- [Exercise brief]: Show each line of the data below that has the string "study" in it.

Excerpts from a figure dataset

>>>>

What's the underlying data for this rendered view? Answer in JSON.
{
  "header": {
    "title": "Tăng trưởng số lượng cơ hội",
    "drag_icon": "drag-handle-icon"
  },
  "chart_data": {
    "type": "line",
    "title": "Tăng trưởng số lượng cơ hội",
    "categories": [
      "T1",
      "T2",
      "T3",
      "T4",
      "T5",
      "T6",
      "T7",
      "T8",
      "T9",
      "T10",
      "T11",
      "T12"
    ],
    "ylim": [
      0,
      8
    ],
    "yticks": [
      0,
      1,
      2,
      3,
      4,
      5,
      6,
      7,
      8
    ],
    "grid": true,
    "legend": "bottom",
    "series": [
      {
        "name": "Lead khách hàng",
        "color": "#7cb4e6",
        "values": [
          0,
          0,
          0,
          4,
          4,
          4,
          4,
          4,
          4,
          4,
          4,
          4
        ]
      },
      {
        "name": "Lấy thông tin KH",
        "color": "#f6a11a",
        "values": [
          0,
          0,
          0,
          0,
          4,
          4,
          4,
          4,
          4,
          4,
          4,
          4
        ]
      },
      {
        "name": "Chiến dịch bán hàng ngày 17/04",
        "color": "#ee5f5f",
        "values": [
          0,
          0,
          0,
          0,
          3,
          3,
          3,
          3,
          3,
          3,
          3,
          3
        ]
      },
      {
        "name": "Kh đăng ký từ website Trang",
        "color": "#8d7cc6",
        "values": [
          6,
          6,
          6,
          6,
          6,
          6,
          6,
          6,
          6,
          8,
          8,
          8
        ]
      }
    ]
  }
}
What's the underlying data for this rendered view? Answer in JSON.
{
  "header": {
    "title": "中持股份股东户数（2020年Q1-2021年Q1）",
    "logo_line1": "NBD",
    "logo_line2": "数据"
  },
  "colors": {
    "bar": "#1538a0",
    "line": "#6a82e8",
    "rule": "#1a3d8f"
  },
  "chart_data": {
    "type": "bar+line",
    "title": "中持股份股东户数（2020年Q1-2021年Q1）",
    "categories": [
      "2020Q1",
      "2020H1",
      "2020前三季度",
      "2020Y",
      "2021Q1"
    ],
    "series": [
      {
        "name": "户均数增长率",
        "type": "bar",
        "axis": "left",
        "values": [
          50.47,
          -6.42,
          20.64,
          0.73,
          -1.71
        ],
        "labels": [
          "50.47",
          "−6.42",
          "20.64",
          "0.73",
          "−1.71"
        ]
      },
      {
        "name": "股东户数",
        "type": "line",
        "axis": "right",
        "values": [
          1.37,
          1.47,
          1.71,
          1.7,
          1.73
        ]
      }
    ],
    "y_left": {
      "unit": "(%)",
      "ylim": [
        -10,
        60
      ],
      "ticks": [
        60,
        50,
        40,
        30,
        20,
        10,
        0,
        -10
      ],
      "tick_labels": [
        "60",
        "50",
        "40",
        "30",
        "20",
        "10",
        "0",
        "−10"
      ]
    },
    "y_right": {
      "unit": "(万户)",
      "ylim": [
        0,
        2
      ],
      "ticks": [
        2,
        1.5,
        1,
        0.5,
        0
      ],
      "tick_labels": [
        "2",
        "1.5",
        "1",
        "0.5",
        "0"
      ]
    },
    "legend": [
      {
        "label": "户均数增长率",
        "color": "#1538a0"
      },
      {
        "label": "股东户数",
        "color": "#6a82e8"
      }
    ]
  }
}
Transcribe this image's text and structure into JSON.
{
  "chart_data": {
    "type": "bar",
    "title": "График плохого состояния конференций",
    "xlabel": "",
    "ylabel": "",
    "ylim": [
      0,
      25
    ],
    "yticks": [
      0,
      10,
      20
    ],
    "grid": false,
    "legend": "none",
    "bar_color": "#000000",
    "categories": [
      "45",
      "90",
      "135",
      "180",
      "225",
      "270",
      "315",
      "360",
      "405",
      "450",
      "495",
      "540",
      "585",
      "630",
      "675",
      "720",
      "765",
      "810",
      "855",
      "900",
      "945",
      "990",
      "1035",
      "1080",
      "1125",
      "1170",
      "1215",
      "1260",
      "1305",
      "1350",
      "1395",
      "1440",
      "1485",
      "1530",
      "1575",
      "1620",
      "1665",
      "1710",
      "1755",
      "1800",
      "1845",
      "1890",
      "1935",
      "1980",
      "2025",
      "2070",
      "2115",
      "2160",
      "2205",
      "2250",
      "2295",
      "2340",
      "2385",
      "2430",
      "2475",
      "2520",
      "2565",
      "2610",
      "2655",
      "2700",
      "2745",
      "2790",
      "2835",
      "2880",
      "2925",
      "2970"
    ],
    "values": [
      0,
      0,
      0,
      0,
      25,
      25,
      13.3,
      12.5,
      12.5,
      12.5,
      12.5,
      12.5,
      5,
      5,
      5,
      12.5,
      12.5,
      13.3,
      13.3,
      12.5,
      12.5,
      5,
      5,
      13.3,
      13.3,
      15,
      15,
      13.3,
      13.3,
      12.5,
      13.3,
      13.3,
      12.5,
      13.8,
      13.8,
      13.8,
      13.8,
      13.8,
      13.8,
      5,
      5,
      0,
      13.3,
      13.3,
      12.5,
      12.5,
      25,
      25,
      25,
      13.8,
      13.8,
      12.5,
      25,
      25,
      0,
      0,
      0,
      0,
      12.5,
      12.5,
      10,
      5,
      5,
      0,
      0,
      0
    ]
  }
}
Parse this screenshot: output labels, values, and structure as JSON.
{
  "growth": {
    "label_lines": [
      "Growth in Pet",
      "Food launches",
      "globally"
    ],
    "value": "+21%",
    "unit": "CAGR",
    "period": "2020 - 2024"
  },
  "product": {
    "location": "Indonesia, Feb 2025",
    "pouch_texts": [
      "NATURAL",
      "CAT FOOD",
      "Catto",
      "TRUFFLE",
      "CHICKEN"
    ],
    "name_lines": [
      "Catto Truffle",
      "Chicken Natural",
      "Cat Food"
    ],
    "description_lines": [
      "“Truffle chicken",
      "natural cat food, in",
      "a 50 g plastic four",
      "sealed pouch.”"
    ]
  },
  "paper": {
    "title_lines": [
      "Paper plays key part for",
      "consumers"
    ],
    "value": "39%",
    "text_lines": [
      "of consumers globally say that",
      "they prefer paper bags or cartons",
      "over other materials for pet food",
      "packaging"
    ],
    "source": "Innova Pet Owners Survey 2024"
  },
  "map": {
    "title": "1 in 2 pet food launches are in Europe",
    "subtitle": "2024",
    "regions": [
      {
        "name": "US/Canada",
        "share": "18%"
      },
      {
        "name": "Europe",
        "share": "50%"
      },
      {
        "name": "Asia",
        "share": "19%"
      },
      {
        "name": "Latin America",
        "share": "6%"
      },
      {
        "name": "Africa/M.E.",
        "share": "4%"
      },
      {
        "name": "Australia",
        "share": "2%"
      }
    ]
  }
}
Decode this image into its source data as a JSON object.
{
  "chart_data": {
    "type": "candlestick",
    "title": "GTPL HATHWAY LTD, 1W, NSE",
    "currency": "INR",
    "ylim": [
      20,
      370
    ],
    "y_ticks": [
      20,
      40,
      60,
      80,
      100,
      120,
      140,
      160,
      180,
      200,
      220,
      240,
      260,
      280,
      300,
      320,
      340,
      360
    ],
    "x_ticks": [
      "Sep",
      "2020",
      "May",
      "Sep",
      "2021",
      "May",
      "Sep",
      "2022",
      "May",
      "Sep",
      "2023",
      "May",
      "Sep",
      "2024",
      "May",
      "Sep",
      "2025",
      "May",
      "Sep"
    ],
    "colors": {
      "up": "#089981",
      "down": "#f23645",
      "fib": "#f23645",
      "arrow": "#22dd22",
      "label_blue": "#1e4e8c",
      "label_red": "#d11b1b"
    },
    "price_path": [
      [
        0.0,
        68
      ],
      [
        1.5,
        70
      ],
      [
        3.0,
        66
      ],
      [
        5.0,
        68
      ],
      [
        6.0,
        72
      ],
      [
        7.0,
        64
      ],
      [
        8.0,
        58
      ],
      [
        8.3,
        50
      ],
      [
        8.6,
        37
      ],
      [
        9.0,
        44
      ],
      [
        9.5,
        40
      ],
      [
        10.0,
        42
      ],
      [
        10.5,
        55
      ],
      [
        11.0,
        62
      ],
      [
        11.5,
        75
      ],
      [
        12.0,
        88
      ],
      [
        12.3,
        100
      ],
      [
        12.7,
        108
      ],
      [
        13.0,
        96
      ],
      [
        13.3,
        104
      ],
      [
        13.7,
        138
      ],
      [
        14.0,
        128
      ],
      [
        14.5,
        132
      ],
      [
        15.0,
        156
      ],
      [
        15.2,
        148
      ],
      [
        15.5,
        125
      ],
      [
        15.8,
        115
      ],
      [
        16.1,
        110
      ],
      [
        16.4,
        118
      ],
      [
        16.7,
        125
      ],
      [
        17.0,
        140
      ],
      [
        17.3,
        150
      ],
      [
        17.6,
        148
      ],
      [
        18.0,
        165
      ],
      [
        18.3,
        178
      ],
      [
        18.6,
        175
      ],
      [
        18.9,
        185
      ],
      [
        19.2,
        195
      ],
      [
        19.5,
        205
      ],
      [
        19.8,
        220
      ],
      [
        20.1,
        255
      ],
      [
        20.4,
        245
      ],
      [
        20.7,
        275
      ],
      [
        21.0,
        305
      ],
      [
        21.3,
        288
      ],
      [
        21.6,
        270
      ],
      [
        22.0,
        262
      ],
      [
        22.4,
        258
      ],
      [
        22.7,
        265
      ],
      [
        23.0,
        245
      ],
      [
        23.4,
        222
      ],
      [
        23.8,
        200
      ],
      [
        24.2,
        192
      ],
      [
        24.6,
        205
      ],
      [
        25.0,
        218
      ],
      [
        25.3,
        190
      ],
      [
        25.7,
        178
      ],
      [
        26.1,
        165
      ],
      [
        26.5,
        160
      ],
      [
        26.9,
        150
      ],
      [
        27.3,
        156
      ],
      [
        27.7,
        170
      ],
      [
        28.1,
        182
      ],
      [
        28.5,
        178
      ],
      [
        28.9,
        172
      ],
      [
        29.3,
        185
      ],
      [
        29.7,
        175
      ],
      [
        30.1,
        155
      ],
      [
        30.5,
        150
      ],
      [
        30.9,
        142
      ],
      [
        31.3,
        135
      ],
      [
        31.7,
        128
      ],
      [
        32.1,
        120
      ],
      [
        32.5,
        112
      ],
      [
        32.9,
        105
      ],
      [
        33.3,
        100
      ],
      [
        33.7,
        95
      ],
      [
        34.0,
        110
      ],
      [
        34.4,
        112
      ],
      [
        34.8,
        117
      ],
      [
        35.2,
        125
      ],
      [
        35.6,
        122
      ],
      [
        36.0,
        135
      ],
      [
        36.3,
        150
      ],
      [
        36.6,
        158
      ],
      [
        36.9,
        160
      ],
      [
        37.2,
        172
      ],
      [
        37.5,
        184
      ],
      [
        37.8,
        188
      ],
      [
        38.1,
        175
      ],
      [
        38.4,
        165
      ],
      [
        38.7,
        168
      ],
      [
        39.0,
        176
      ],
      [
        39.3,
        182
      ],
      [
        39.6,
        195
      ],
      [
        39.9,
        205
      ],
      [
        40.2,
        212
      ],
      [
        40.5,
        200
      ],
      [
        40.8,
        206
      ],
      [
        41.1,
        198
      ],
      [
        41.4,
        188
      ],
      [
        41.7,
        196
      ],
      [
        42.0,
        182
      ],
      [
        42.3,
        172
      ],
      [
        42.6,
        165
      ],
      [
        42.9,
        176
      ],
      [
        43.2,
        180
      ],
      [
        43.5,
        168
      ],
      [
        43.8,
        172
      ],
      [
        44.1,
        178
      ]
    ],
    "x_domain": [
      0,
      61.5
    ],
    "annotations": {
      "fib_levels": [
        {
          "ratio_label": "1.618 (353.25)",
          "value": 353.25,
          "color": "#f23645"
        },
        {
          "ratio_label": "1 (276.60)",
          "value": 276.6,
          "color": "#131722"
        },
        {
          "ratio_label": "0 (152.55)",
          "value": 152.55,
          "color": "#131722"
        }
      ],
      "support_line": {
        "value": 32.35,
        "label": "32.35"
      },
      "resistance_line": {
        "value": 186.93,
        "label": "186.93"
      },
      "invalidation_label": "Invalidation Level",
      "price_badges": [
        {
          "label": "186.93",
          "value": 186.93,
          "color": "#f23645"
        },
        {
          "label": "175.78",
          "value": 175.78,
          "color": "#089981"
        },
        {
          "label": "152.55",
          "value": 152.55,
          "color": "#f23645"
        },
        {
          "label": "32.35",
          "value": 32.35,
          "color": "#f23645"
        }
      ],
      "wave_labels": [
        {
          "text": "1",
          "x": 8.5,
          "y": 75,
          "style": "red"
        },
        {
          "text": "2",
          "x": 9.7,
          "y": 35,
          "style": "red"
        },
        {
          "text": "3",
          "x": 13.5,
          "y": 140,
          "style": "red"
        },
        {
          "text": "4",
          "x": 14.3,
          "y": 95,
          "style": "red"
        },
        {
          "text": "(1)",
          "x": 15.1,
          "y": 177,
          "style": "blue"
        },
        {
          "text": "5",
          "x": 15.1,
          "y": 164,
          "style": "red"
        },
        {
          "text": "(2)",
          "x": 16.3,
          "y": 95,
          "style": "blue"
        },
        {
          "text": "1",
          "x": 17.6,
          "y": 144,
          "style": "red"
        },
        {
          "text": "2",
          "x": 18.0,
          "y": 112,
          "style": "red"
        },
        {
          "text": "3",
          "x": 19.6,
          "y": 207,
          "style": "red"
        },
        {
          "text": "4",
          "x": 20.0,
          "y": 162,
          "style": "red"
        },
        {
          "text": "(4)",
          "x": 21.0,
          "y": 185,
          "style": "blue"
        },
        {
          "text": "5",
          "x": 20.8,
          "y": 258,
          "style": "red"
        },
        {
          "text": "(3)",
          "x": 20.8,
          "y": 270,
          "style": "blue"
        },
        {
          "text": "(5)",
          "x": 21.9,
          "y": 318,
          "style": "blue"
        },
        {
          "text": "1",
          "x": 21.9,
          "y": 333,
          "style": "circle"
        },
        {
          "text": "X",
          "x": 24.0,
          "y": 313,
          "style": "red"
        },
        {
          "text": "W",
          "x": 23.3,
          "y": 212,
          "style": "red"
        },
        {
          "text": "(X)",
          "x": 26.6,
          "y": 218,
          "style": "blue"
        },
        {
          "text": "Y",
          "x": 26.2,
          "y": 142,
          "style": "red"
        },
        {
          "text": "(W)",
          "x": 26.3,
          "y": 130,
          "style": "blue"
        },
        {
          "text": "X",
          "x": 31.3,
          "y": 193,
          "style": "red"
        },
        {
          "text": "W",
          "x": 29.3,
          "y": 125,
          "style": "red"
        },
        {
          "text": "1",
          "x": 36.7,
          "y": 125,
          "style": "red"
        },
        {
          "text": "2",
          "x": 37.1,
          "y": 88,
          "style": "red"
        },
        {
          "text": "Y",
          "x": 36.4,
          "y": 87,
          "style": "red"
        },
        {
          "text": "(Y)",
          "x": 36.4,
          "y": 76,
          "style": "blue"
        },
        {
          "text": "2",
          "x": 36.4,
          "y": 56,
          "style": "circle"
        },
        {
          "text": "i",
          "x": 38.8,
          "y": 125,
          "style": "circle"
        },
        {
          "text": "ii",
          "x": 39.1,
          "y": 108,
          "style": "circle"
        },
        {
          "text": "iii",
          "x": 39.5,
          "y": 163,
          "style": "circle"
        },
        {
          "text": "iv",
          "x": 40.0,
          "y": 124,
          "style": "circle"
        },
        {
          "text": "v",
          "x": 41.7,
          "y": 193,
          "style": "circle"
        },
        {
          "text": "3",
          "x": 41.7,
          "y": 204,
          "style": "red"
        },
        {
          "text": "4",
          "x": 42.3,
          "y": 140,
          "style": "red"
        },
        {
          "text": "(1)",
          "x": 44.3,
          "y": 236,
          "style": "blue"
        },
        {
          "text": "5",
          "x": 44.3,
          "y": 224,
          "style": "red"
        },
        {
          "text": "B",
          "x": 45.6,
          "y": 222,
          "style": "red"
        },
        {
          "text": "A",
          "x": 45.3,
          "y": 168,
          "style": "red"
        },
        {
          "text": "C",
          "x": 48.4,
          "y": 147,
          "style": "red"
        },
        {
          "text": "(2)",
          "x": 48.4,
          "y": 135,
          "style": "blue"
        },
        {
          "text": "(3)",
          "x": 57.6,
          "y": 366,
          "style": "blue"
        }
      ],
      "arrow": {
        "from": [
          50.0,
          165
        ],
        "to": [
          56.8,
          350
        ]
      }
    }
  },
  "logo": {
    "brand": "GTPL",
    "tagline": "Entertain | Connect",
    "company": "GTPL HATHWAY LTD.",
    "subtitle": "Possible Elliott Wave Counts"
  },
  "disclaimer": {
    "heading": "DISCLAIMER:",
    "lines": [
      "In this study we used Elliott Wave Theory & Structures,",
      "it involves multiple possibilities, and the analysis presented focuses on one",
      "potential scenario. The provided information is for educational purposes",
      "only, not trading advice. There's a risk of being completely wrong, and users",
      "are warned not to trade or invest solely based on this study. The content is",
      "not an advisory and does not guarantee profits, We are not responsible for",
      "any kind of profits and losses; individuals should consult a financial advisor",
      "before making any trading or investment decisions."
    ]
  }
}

<<<<

- [Answer to this problem]:
      "In this study we used Elliott Wave Theory & Structures,",
      "are warned not to trade or invest solely based on this study. The content is",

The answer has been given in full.